Abstract
ABSTRACT With projects such as Laser Interferometer Space Antenna (LISA) and Pulsar Timing Arrays (PTAs) expected to detect gravitational waves from supermassive black hole mergers in the near future, it is key that we understand what we expect those detections to be, and maximize what we can learn from them. To address this, we study the mergers of supermassive black holes in the Illustris simulation, the overall rate of mergers, and the correlation between merging black holes and their host galaxies. We find these mergers occur in typical galaxies along the MBH−M* relation, and that between LISA and PTAs we expect to probe the full range of galaxy masses. As galaxy mergers can trigger star formation, we find that galaxies hosting low-mass black hole mergers tend to show a slight increase in star formation rates compared to a mass-matched sample. However, high-mass merger hosts have typical star formation rates, due to a combination of low gas fractions and powerful active galactic nucleus feedback. Although minor black hole mergers do not correlate with disturbed morphologies, major mergers (especially at high-masses) tend to show morphological evidence of recent galaxy mergers which survive for ∼500 Myr. This is on the same scale as the infall/hardening time of merging black holes, suggesting that electromagnetic follow-ups to gravitational wave signals may not be able to observe this correlation. We further find that incorporating a realistic time-scale delay for the black hole mergers could shift the merger distribution towards higher masses, decreasing the rate of LISA detections while increasing the rate of PTA detections.

(A series of records)
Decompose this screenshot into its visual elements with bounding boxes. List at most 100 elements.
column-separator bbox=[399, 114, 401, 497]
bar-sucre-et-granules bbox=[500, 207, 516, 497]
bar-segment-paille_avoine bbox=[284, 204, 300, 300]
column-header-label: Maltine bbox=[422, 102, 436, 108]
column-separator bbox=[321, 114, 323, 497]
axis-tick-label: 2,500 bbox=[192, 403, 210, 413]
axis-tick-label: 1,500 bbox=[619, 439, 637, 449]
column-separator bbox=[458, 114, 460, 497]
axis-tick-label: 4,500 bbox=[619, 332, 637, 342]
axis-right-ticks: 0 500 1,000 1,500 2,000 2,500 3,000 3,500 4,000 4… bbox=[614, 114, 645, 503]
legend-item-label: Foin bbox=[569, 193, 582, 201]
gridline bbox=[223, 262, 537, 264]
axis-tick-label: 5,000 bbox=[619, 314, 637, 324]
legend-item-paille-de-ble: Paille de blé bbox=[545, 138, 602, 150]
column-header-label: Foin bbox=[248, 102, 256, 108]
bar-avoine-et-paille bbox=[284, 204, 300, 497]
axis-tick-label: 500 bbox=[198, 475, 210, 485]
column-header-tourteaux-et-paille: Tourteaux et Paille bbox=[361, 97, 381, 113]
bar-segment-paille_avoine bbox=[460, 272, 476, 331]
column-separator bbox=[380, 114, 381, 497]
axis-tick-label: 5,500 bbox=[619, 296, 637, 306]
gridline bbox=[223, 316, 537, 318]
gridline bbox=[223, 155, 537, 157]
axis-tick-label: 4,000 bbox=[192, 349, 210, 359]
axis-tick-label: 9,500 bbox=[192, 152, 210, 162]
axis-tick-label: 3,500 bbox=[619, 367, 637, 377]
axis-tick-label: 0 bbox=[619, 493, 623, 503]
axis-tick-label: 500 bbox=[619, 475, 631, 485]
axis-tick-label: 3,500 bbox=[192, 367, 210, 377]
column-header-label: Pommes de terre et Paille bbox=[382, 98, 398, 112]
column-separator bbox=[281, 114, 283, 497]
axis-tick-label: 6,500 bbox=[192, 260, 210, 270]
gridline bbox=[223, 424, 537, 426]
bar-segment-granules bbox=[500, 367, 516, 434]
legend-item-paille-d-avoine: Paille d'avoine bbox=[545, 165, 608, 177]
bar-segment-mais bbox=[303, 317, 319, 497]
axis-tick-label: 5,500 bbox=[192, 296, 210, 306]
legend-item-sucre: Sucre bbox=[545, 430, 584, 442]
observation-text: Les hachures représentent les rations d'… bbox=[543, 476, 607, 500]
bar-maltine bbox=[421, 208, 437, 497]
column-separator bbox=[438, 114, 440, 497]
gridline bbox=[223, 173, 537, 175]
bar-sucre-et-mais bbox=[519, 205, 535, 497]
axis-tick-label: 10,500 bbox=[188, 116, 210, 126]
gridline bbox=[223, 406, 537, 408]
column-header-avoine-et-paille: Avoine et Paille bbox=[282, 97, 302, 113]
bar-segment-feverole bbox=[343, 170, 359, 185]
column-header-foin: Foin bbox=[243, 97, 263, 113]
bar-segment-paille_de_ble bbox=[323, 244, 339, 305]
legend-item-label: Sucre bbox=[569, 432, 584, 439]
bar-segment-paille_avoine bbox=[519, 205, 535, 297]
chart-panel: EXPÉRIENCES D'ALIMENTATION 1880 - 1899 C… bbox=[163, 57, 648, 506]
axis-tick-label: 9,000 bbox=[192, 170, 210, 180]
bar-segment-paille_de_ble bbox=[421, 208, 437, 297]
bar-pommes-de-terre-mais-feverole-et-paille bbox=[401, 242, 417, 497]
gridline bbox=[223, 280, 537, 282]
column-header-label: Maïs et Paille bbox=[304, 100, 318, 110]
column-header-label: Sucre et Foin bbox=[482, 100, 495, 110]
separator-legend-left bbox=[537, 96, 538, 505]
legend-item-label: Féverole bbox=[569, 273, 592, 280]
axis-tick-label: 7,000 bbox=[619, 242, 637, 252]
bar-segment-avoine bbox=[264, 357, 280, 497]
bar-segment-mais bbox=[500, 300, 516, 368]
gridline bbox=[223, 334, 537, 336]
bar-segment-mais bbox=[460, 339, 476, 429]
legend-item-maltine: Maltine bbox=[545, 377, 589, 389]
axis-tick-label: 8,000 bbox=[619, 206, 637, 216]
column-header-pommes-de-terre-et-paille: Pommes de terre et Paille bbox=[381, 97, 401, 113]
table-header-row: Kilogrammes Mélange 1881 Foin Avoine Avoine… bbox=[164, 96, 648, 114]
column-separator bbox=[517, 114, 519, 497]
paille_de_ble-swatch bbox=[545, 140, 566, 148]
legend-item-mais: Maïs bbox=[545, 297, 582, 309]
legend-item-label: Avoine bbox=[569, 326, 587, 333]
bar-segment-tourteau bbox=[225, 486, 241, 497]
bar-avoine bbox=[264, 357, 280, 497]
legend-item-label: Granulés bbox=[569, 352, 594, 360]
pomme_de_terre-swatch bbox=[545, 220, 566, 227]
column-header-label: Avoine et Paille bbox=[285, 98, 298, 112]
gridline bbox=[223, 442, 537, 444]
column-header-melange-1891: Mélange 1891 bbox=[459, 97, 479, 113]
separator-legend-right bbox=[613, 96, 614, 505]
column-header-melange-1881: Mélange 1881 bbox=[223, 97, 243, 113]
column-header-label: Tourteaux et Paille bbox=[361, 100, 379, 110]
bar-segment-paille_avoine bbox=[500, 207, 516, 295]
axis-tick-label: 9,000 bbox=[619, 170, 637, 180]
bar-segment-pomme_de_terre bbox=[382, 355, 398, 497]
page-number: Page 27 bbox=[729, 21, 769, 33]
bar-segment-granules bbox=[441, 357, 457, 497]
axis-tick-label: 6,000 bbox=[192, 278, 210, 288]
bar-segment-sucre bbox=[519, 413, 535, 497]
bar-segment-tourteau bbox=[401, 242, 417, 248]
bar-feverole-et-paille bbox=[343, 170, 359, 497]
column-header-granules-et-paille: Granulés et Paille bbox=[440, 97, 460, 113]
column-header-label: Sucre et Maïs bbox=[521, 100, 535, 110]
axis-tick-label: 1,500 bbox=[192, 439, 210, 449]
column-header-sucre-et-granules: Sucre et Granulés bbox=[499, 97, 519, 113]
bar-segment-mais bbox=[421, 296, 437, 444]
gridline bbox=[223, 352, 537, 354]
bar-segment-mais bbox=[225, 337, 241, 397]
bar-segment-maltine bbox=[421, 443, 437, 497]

### EXERCISES
- A) In the abstract on supermassive black hole mergers, how long do the morphological signs of recent galaxy mergers survive?
- B) Write what comes next in the abstract on supermassive black hole mergers, picking up after its final sentence.

### ANSWERS TO THE EXERCISES
- A) They survive for about 500 Myr.

- B)
Highlights
We have taken advantage of the cosmological galaxy formation simulation Illustris to investigate the mergers of SMBHs and the connection between black hole (BH) mergers and the morphologies of the galaxies in which they are found
Gravitational wave detections of supermassive black hole mergers should probe a large range of BH masses, with Pulsar Timing Arrays (PTA) probing the massive end of the MBH − M∗ relation and Laser Interferometer Space Antenna (LISA)’s sensitivity probing the low mass end of the MBH − M∗ relation
Most BH mergers involve the central black hole of a given galaxy, with Mchirp being within ∼0.5 dex of MBH,cen
Summary
It is well established that supermassive black holes (SMBHs) are found at the center of massive galaxies (Kormendy & Richstone 1995), and that the black hole (BH) masses correlate strongly with host galaxy properties, suggesting an evolutionary link between galaxy formation and BH growth (e.g. Magorrian et al 1998; Gebhardt et al 2000; Graham et al 2001; Ferrarese 2002; Tremaine et al 2002; Haring & Rix 2004; Gultekin et al 2009; McConnell & Ma 2013; Kormendy & Ho 2013; Reines & Volonteri 2015; Greene et al 2016; Schutte et al 2019). Cosmological hydrodynamical simulations which incorporate both galaxy formation and SMBHs provide an excellent tool to investigate the connection between BH mergers detectable by gravitational waves and the properties and histories of the host galaxies in which they are found. Using the detailed BH data in the Illustris simulation, we are able to connect each BH merger to the galaxy in which it occurs, and generate a list of every BH merger each galaxy has hosted throughout its history This allows us to analyze how recent BH mergers correlate with galaxy properties (such as morphology and star formation rate), the timescale over which these correlations survive, and the implications this has for electromagnetic followup observations to GW detections.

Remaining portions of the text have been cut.